Search the listing below for the string "students" and copy every line where it occurs.
((
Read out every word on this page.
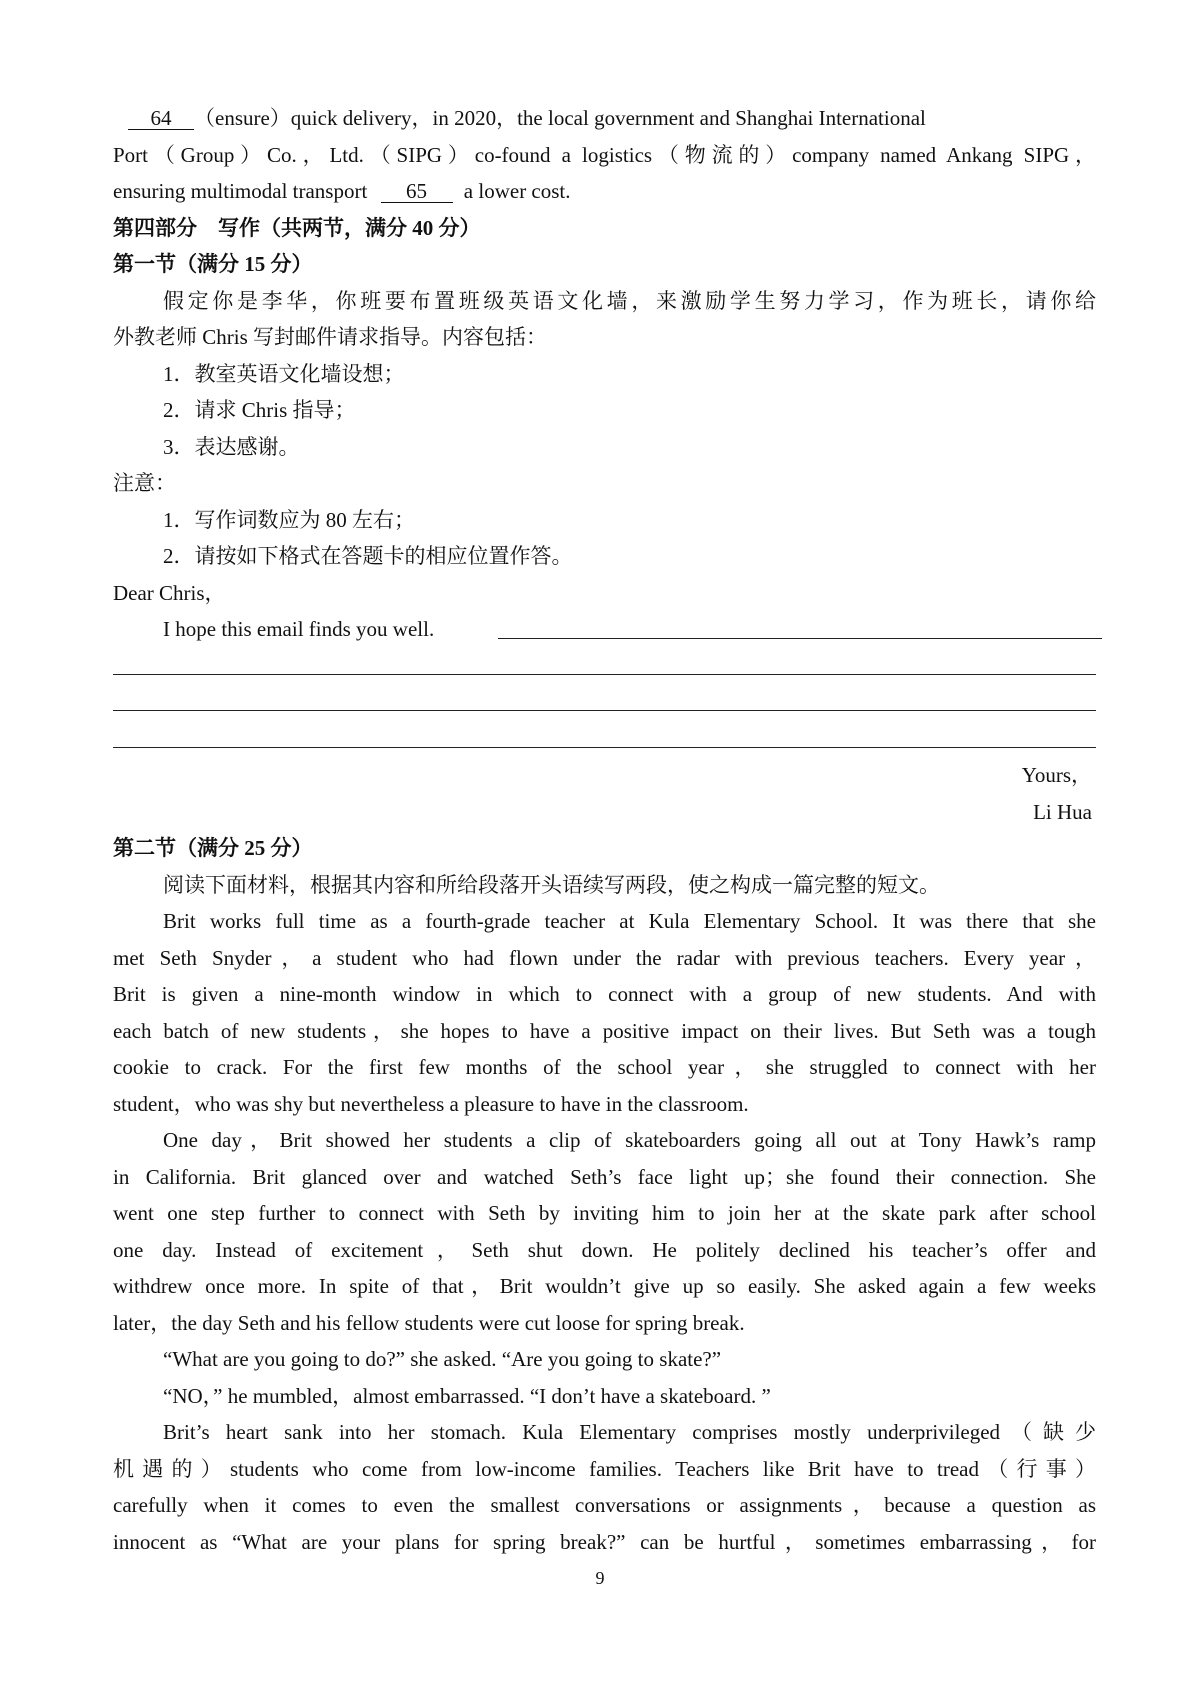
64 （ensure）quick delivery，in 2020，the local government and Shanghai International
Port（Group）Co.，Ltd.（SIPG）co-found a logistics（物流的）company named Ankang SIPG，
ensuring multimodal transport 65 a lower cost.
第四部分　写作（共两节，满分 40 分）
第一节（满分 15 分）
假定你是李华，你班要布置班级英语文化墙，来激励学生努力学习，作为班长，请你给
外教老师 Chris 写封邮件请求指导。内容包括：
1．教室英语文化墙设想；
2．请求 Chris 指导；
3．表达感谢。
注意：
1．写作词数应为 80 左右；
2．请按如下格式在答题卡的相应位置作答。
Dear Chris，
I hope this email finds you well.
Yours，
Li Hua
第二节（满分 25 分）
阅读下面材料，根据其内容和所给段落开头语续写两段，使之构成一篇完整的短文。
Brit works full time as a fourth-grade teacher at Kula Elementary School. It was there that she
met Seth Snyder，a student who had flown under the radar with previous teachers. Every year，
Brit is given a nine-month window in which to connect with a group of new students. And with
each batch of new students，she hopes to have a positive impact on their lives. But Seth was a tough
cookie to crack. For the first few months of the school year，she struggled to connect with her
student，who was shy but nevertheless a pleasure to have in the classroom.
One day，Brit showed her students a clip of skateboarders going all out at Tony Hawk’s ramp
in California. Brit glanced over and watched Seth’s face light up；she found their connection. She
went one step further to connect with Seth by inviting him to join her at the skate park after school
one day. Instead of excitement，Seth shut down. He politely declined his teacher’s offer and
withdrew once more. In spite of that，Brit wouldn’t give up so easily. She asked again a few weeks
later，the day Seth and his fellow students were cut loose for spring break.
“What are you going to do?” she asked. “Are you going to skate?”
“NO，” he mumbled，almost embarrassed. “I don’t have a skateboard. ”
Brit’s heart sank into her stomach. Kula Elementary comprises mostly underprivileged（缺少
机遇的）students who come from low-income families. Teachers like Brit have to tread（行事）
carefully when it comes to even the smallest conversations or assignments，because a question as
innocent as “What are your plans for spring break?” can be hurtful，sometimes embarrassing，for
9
))
((
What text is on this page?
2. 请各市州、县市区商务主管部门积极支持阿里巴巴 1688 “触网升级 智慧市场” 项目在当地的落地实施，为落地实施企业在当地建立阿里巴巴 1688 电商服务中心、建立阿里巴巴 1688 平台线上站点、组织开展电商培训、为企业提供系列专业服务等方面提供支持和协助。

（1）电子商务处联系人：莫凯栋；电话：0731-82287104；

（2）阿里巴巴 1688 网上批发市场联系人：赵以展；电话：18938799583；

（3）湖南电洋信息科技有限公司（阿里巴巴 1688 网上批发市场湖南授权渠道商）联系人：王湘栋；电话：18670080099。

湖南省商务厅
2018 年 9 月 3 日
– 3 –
))
EXERCISE SOLUTION
Brit is given a nine-month window in which to connect with a group of new students. And with
each batch of new students，she hopes to have a positive impact on their lives. But Seth was a tough
One day，Brit showed her students a clip of skateboarders going all out at Tony Hawk’s ramp
later，the day Seth and his fellow students were cut loose for spring break.
机遇的）students who come from low-income families. Teachers like Brit have to tread（行事）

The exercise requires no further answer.